----- Data extract

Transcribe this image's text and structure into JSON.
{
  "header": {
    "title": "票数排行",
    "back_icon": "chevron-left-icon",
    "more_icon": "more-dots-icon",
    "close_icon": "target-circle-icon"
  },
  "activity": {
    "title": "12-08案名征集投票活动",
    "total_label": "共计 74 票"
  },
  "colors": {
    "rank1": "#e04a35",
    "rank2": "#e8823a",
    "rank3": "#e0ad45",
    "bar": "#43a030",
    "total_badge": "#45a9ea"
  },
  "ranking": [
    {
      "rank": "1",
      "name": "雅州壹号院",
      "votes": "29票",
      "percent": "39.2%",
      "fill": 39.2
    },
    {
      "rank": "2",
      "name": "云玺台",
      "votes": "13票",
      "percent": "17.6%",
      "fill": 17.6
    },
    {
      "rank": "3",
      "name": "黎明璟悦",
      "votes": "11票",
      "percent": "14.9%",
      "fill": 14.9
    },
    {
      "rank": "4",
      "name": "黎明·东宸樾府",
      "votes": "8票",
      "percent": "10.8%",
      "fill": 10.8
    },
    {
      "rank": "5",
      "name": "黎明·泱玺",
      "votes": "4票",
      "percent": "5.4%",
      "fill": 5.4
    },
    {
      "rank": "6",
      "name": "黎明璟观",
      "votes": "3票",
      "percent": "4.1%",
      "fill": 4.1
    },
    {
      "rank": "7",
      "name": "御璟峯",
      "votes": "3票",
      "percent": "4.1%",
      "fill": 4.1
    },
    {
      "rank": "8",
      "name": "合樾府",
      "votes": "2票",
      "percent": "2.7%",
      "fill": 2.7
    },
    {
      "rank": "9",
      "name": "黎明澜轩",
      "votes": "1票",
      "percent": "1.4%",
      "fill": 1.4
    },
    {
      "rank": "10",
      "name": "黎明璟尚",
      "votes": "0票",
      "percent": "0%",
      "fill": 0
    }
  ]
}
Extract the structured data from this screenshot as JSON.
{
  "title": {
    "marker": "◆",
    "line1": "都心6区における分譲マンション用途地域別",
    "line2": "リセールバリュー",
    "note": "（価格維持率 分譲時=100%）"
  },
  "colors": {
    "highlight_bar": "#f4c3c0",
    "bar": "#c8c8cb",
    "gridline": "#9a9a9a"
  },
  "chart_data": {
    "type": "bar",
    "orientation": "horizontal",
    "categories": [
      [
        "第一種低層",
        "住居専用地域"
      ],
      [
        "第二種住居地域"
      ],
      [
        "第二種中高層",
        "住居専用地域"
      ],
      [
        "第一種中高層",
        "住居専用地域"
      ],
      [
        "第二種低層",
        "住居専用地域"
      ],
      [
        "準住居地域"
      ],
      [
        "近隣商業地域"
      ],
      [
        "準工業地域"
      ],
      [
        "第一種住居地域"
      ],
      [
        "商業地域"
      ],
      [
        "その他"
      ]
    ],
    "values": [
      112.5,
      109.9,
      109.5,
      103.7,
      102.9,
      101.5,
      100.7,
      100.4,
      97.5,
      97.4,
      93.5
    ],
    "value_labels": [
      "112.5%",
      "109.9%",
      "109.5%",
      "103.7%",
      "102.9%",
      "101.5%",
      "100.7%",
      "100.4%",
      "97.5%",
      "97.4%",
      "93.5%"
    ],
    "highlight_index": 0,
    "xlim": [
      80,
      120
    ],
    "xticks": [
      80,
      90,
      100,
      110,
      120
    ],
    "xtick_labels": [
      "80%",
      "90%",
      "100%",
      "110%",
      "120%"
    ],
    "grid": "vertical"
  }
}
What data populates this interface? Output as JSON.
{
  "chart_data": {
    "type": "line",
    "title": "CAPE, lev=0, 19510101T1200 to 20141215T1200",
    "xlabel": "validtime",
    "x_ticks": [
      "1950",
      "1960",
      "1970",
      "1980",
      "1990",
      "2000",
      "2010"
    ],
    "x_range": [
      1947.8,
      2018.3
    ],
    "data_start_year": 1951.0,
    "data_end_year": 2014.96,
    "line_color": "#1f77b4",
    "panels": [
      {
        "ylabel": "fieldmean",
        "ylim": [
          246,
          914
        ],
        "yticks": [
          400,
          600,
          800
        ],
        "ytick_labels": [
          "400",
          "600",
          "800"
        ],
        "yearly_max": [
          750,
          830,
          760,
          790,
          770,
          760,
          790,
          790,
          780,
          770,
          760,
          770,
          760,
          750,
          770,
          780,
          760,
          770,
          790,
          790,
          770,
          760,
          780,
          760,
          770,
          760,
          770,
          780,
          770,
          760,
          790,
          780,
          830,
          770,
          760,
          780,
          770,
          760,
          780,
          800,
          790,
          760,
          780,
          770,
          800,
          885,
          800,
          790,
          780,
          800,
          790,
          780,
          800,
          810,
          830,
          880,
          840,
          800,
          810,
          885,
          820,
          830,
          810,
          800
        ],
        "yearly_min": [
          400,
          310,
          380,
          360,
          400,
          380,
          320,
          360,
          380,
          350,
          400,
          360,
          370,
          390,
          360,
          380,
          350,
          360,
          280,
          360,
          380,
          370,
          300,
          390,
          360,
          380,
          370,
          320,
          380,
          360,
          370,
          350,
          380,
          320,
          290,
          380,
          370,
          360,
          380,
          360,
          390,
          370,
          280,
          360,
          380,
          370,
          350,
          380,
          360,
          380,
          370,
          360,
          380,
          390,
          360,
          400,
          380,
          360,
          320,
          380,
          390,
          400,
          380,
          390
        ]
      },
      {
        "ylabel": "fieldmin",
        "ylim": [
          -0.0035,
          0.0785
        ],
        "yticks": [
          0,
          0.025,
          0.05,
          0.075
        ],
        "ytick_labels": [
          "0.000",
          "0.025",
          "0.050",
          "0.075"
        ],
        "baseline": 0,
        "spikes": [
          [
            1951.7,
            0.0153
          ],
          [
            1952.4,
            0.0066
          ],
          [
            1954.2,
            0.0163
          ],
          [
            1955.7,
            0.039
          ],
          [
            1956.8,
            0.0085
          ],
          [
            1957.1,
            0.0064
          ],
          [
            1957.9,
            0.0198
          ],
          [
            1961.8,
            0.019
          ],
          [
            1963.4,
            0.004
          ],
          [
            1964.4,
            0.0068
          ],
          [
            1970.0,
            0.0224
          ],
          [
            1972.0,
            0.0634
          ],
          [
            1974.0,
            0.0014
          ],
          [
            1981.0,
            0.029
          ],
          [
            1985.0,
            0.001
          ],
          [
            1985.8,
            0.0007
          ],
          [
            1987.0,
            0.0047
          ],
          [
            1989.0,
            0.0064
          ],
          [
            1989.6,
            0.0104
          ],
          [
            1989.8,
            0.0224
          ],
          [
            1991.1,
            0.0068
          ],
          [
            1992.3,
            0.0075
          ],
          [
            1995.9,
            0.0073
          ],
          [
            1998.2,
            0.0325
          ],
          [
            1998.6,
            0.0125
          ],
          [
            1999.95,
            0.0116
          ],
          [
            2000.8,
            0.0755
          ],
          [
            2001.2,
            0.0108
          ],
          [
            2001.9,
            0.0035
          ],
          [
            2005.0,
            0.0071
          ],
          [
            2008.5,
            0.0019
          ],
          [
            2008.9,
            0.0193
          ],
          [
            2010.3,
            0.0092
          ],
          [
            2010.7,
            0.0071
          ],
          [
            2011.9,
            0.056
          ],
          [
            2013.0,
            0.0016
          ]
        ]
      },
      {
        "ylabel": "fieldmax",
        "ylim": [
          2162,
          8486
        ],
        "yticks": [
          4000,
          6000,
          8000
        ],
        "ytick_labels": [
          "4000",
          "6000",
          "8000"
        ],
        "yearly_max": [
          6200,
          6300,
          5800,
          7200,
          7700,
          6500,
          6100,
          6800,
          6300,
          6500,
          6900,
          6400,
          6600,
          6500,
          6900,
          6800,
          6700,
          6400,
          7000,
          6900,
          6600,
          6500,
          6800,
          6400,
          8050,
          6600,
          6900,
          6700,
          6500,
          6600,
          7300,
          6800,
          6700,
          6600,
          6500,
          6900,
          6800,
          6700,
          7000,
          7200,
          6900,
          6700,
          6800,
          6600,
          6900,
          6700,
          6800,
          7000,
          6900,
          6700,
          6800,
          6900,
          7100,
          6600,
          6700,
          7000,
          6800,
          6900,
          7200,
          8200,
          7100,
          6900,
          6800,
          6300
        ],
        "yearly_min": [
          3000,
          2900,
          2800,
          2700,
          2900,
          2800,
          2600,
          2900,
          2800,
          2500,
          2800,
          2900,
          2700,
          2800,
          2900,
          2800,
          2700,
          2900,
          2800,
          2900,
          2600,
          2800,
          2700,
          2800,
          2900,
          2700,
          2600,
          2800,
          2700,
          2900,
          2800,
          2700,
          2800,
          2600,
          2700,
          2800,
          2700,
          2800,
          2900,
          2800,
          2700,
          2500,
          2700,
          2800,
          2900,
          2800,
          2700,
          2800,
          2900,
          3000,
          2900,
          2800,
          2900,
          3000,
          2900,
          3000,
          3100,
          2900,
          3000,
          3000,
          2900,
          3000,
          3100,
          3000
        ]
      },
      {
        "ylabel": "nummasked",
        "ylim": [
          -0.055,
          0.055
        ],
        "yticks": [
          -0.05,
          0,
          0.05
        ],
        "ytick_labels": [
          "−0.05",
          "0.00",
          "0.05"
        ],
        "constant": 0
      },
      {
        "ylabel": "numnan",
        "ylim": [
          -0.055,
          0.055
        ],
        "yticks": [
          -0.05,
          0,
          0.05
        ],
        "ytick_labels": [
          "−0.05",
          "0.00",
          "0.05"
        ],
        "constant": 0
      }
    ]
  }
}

----------

_The problem_
In the records above, how many lines include the string "this"? Answer with only the number.

_The answer_
3